* **MATERIAL TO PROCESS**
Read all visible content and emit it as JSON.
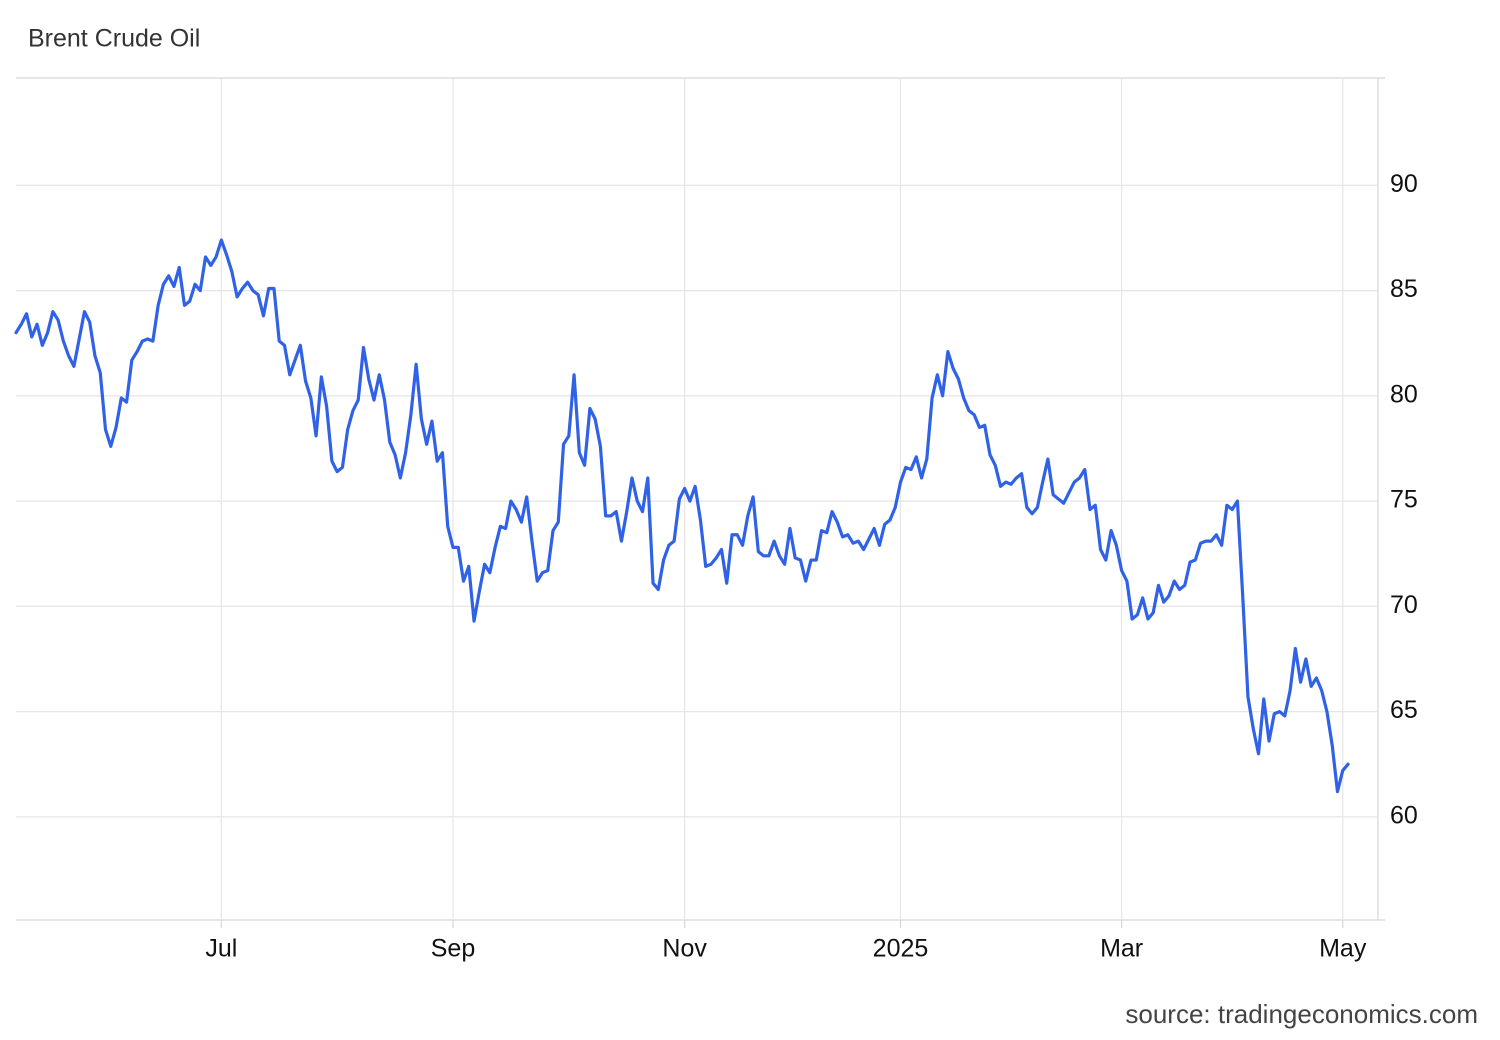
{
  "chart_data": {
    "type": "line",
    "title": "Brent Crude Oil",
    "source": "source: tradingeconomics.com",
    "color": "#2f62e6",
    "grid": true,
    "ylim": [
      55.1,
      95.1
    ],
    "yticks": [
      60,
      65,
      70,
      75,
      80,
      85,
      90
    ],
    "categories": [
      null,
      null,
      null,
      null,
      null,
      null,
      null,
      null,
      null,
      null,
      null,
      null,
      null,
      null,
      null,
      null,
      null,
      null,
      null,
      null,
      null,
      null,
      null,
      null,
      null,
      null,
      null,
      null,
      null,
      null,
      null,
      null,
      null,
      null,
      null,
      null,
      null,
      null,
      null,
      "Jul",
      null,
      null,
      null,
      null,
      null,
      null,
      null,
      null,
      null,
      null,
      null,
      null,
      null,
      null,
      null,
      null,
      null,
      null,
      null,
      null,
      null,
      null,
      null,
      null,
      null,
      null,
      null,
      null,
      null,
      null,
      null,
      null,
      null,
      null,
      null,
      null,
      null,
      null,
      null,
      null,
      null,
      null,
      null,
      "Sep",
      null,
      null,
      null,
      null,
      null,
      null,
      null,
      null,
      null,
      null,
      null,
      null,
      null,
      null,
      null,
      null,
      null,
      null,
      null,
      null,
      null,
      null,
      null,
      null,
      null,
      null,
      null,
      null,
      null,
      null,
      null,
      null,
      null,
      null,
      null,
      null,
      null,
      null,
      null,
      null,
      null,
      null,
      null,
      "Nov",
      null,
      null,
      null,
      null,
      null,
      null,
      null,
      null,
      null,
      null,
      null,
      null,
      null,
      null,
      null,
      null,
      null,
      null,
      null,
      null,
      null,
      null,
      null,
      null,
      null,
      null,
      null,
      null,
      null,
      null,
      null,
      null,
      null,
      null,
      null,
      null,
      null,
      null,
      null,
      null,
      "2025",
      null,
      null,
      null,
      null,
      null,
      null,
      null,
      null,
      null,
      null,
      null,
      null,
      null,
      null,
      null,
      null,
      null,
      null,
      null,
      null,
      null,
      null,
      null,
      null,
      null,
      null,
      null,
      null,
      null,
      null,
      null,
      null,
      null,
      null,
      null,
      null,
      null,
      null,
      null,
      null,
      null,
      "Mar",
      null,
      null,
      null,
      null,
      null,
      null,
      null,
      null,
      null,
      null,
      null,
      null,
      null,
      null,
      null,
      null,
      null,
      null,
      null,
      null,
      null,
      null,
      null,
      null,
      null,
      null,
      null,
      null,
      null,
      null,
      null,
      null,
      null,
      null,
      null,
      null,
      null,
      null,
      null,
      null,
      null,
      "May",
      null
    ],
    "values": [
      83.0,
      83.4,
      83.9,
      82.8,
      83.4,
      82.4,
      83.0,
      84.0,
      83.6,
      82.6,
      81.9,
      81.4,
      82.7,
      84.0,
      83.5,
      81.9,
      81.1,
      78.4,
      77.6,
      78.5,
      79.9,
      79.7,
      81.7,
      82.1,
      82.6,
      82.7,
      82.6,
      84.3,
      85.3,
      85.7,
      85.2,
      86.1,
      84.3,
      84.5,
      85.3,
      85.0,
      86.6,
      86.2,
      86.6,
      87.4,
      86.7,
      85.9,
      84.7,
      85.1,
      85.4,
      85.0,
      84.8,
      83.8,
      85.1,
      85.1,
      82.6,
      82.4,
      81.0,
      81.7,
      82.4,
      80.7,
      79.9,
      78.1,
      80.9,
      79.5,
      76.9,
      76.4,
      76.6,
      78.4,
      79.3,
      79.8,
      82.3,
      80.8,
      79.8,
      81.0,
      79.8,
      77.8,
      77.2,
      76.1,
      77.3,
      79.1,
      81.5,
      78.9,
      77.7,
      78.8,
      76.9,
      77.3,
      73.8,
      72.8,
      72.8,
      71.2,
      71.9,
      69.3,
      70.7,
      72.0,
      71.6,
      72.8,
      73.8,
      73.7,
      75.0,
      74.6,
      74.0,
      75.2,
      73.1,
      71.2,
      71.6,
      71.7,
      73.6,
      74.0,
      77.7,
      78.1,
      81.0,
      77.3,
      76.7,
      79.4,
      78.9,
      77.6,
      74.3,
      74.3,
      74.5,
      73.1,
      74.5,
      76.1,
      75.0,
      74.5,
      76.1,
      71.1,
      70.8,
      72.2,
      72.9,
      73.1,
      75.1,
      75.6,
      75.0,
      75.7,
      74.1,
      71.9,
      72.0,
      72.3,
      72.7,
      71.1,
      73.4,
      73.4,
      72.9,
      74.3,
      75.2,
      72.6,
      72.4,
      72.4,
      73.1,
      72.4,
      72.0,
      73.7,
      72.3,
      72.2,
      71.2,
      72.2,
      72.2,
      73.6,
      73.5,
      74.5,
      74.0,
      73.3,
      73.4,
      73.0,
      73.1,
      72.7,
      73.2,
      73.7,
      72.9,
      73.9,
      74.1,
      74.7,
      75.9,
      76.6,
      76.5,
      77.1,
      76.1,
      77.0,
      79.9,
      81.0,
      80.0,
      82.1,
      81.3,
      80.8,
      79.9,
      79.3,
      79.1,
      78.5,
      78.6,
      77.2,
      76.7,
      75.7,
      75.9,
      75.8,
      76.1,
      76.3,
      74.7,
      74.4,
      74.7,
      75.9,
      77.0,
      75.3,
      75.1,
      74.9,
      75.4,
      75.9,
      76.1,
      76.5,
      74.6,
      74.8,
      72.7,
      72.2,
      73.6,
      72.9,
      71.7,
      71.2,
      69.4,
      69.6,
      70.4,
      69.4,
      69.7,
      71.0,
      70.2,
      70.5,
      71.2,
      70.8,
      71.0,
      72.1,
      72.2,
      73.0,
      73.1,
      73.1,
      73.4,
      72.9,
      74.8,
      74.6,
      75.0,
      70.5,
      65.7,
      64.2,
      63.0,
      65.6,
      63.6,
      64.9,
      65.0,
      64.8,
      66.0,
      68.0,
      66.4,
      67.5,
      66.2,
      66.6,
      66.0,
      65.0,
      63.4,
      61.2,
      62.2,
      62.5
    ]
  }
}
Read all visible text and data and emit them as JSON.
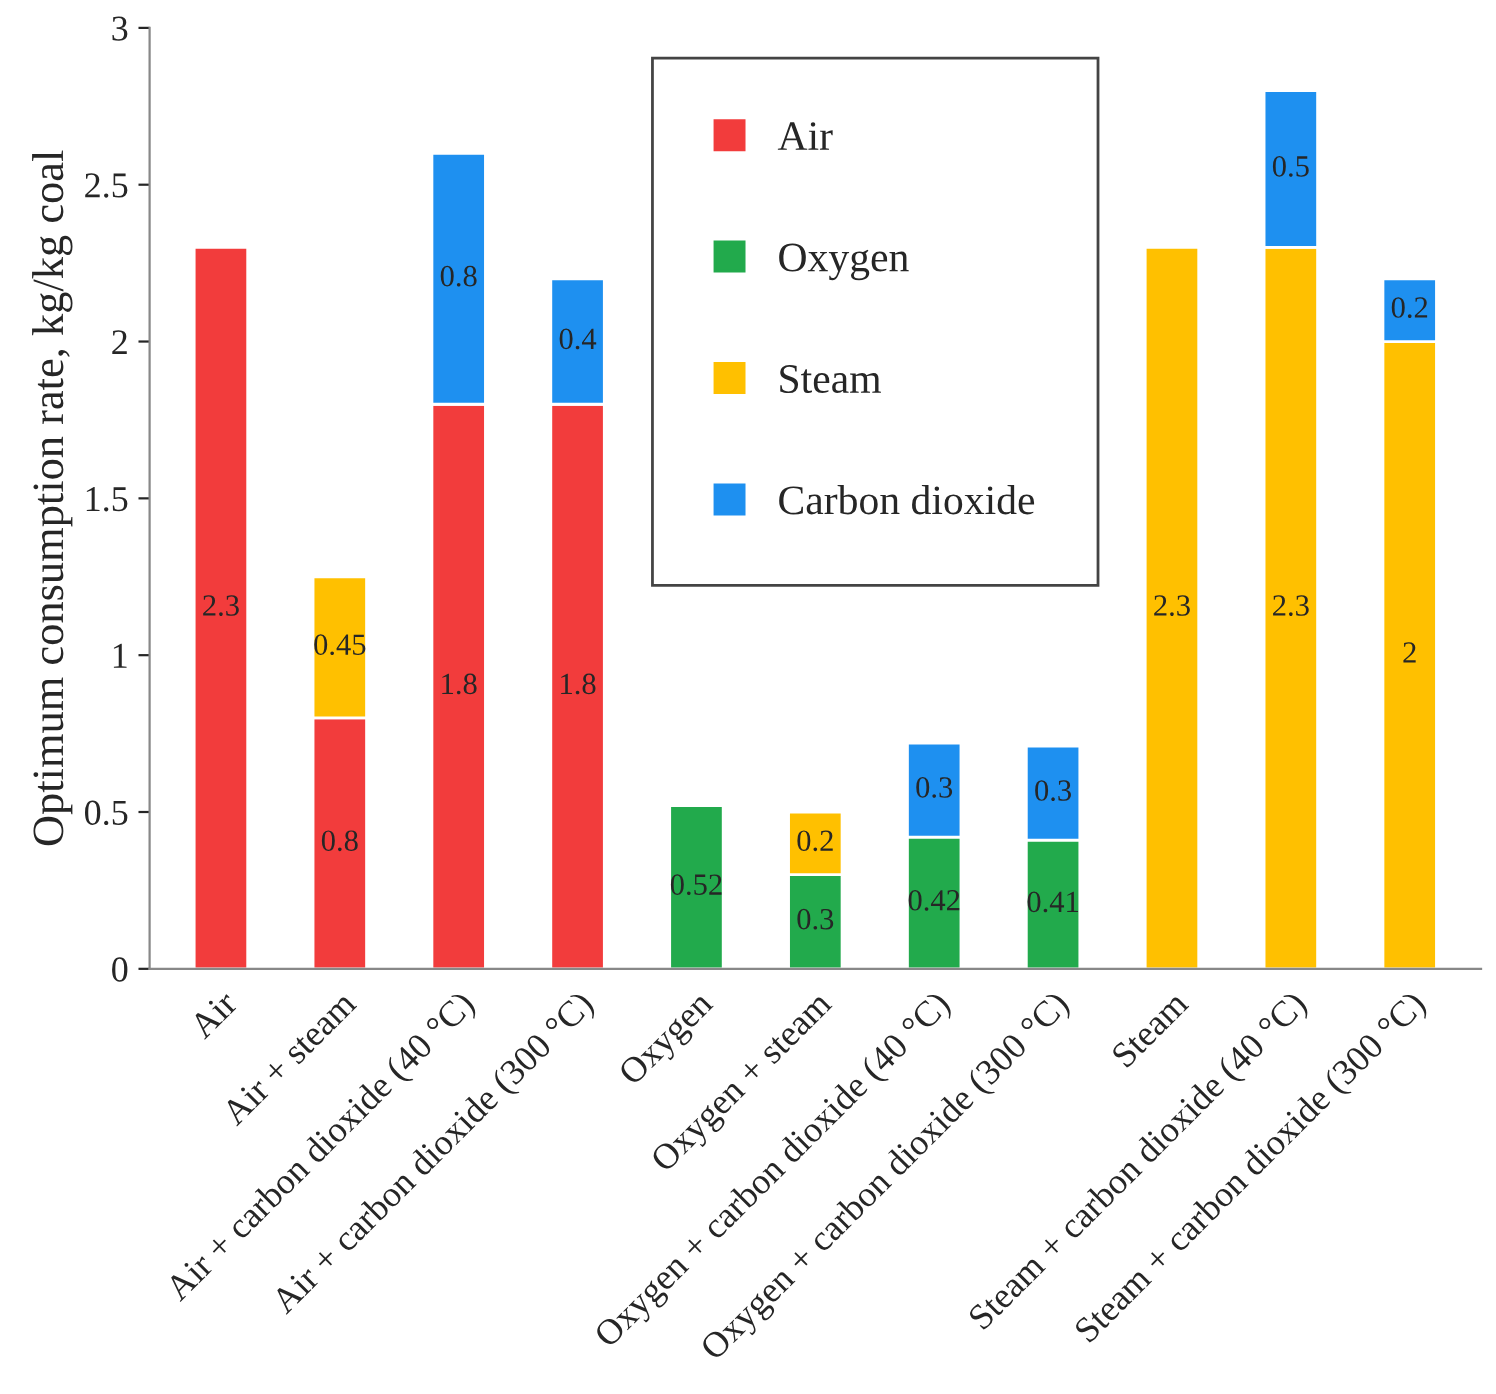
{
  "chart_data": {
    "type": "bar",
    "stacked": true,
    "ylabel": "Optimum consumption rate, kg/kg coal",
    "categories": [
      "Air",
      "Air + steam",
      "Air + carbon dioxide (40 °C)",
      "Air + carbon dioxide (300 °C)",
      "Oxygen",
      "Oxygen + steam",
      "Oxygen + carbon dioxide (40 °C)",
      "Oxygen + carbon dioxide (300 °C)",
      "Steam",
      "Steam + carbon dioxide (40 °C)",
      "Steam + carbon dioxide (300 °C)"
    ],
    "series": [
      {
        "name": "Air",
        "color": "#f23c3c",
        "values": [
          2.3,
          0.8,
          1.8,
          1.8,
          null,
          null,
          null,
          null,
          null,
          null,
          null
        ]
      },
      {
        "name": "Oxygen",
        "color": "#22aa4c",
        "values": [
          null,
          null,
          null,
          null,
          0.52,
          0.3,
          0.42,
          0.41,
          null,
          null,
          null
        ]
      },
      {
        "name": "Steam",
        "color": "#ffc000",
        "values": [
          null,
          0.45,
          null,
          null,
          null,
          0.2,
          null,
          null,
          2.3,
          2.3,
          2
        ]
      },
      {
        "name": "Carbon dioxide",
        "color": "#1e90f0",
        "values": [
          null,
          null,
          0.8,
          0.4,
          null,
          null,
          0.3,
          0.3,
          null,
          0.5,
          0.2
        ]
      }
    ],
    "ylim": [
      0,
      3
    ],
    "yticks": [
      0,
      0.5,
      1,
      1.5,
      2,
      2.5,
      3
    ],
    "data_labels": true,
    "legend": "top",
    "grid": false
  }
}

* **EXERCISE**
Extract every line above that contains the word "true".

* **EXERCISE ANSWER**
    "grid": true,
    "stacked": true,
    "data_labels": true,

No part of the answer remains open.